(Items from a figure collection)
###

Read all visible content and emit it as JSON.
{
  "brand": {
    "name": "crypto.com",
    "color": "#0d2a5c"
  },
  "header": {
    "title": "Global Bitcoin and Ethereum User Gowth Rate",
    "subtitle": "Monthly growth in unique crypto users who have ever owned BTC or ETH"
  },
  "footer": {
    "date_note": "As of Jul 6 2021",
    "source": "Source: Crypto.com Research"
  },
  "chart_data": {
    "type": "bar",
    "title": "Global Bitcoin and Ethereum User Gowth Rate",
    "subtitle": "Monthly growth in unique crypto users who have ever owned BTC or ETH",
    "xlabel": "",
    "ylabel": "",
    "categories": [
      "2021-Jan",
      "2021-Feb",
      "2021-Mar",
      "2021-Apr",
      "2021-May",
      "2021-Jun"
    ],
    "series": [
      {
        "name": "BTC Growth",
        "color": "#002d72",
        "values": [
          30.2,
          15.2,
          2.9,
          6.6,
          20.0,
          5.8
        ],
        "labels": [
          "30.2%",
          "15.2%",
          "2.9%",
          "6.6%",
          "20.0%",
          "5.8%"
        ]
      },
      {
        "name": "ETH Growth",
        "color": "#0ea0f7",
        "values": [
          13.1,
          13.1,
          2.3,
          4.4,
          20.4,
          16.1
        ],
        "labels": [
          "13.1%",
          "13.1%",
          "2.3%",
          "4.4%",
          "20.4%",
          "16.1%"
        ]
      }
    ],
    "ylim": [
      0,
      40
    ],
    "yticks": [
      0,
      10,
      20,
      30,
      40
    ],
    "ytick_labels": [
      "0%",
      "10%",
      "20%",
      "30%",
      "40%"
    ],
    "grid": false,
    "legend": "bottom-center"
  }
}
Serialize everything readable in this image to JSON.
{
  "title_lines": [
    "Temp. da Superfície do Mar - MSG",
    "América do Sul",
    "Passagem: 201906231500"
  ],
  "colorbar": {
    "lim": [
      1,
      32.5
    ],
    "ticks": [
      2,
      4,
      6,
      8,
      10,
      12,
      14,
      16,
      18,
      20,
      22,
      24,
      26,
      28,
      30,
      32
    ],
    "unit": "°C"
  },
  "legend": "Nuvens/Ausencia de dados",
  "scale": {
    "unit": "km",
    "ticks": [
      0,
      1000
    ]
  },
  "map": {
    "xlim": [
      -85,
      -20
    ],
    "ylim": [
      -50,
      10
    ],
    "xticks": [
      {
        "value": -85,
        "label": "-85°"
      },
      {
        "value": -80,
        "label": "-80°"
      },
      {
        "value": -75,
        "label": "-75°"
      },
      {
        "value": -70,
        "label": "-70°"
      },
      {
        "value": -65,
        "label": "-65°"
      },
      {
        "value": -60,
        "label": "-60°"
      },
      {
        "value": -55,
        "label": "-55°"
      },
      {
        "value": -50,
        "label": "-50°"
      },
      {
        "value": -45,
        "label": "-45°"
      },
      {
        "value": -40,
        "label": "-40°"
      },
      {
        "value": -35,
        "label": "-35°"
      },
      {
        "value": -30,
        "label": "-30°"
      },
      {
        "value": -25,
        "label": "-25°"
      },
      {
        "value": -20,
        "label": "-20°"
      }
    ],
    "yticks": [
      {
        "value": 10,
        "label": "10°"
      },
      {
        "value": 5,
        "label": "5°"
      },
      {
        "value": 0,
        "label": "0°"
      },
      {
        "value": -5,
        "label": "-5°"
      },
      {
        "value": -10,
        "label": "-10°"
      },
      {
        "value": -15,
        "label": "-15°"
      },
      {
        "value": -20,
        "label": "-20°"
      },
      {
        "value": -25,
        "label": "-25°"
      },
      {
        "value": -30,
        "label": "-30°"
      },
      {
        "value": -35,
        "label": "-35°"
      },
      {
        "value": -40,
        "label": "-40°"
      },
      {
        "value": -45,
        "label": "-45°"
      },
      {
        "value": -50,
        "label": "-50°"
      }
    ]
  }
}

###

Locate the lines above that hold the word "JSON". Show every one of them.

Read all visible content and emit it as JSON.
Serialize everything readable in this image to JSON.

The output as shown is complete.